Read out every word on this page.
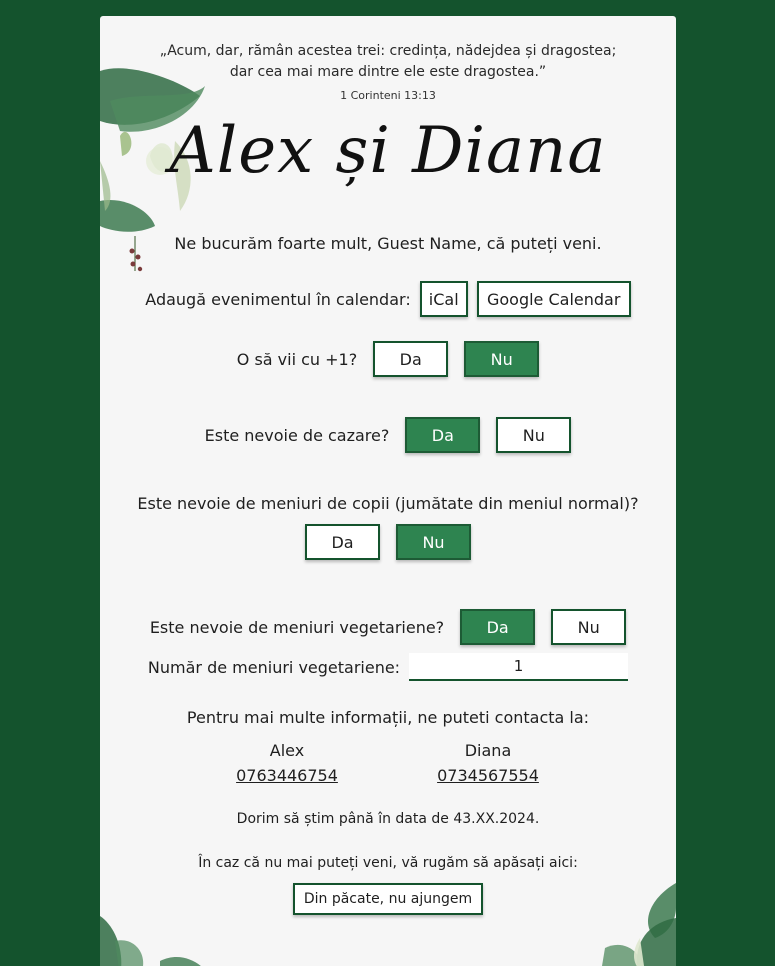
„Acum, dar, rămân acestea trei: credința, nădejdea și dragostea;
dar cea mai mare dintre ele este dragostea.”
1 Corinteni 13:13
Alex și Diana
Ne bucurăm foarte mult, Guest Name, că puteți veni.
Adaugă evenimentul în calendar:	iCal	Google Calendar
O să vii cu +1?	Da	Nu
Este nevoie de cazare?	Da	Nu
Este nevoie de meniuri de copii (jumătate din meniul normal)?
Da	Nu
Este nevoie de meniuri vegetariene?	Da	Nu
Număr de meniuri vegetariene:	1
Pentru mai multe informații, ne puteti contacta la:
Alex
0763446754
Diana
0734567554
Dorim să știm până în data de 43.XX.2024.
În caz că nu mai puteți veni, vă rugăm să apăsați aici:
Din păcate, nu ajungem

**GOAL**
Leave out the pictures and transcribe everything else exactly.

**FULL RESPONSE**
Read out every word on this page.
„Acum, dar, rămân acestea trei: credința, nădejdea și dragostea;
dar cea mai mare dintre ele este dragostea.”
1 Corinteni 13:13
Alex și Diana
Ne bucurăm foarte mult, Guest Name, că puteți veni.
Adaugă evenimentul în calendar:	iCal	Google Calendar
O să vii cu +1?	Da	Nu
Este nevoie de cazare?	Da	Nu
Este nevoie de meniuri de copii (jumătate din meniul normal)?
Da	Nu
Este nevoie de meniuri vegetariene?	Da	Nu
Număr de meniuri vegetariene:	1
Pentru mai multe informații, ne puteti contacta la:
Alex
0763446754
Diana
0734567554
Dorim să știm până în data de 43.XX.2024.
În caz că nu mai puteți veni, vă rugăm să apăsați aici:
Din păcate, nu ajungem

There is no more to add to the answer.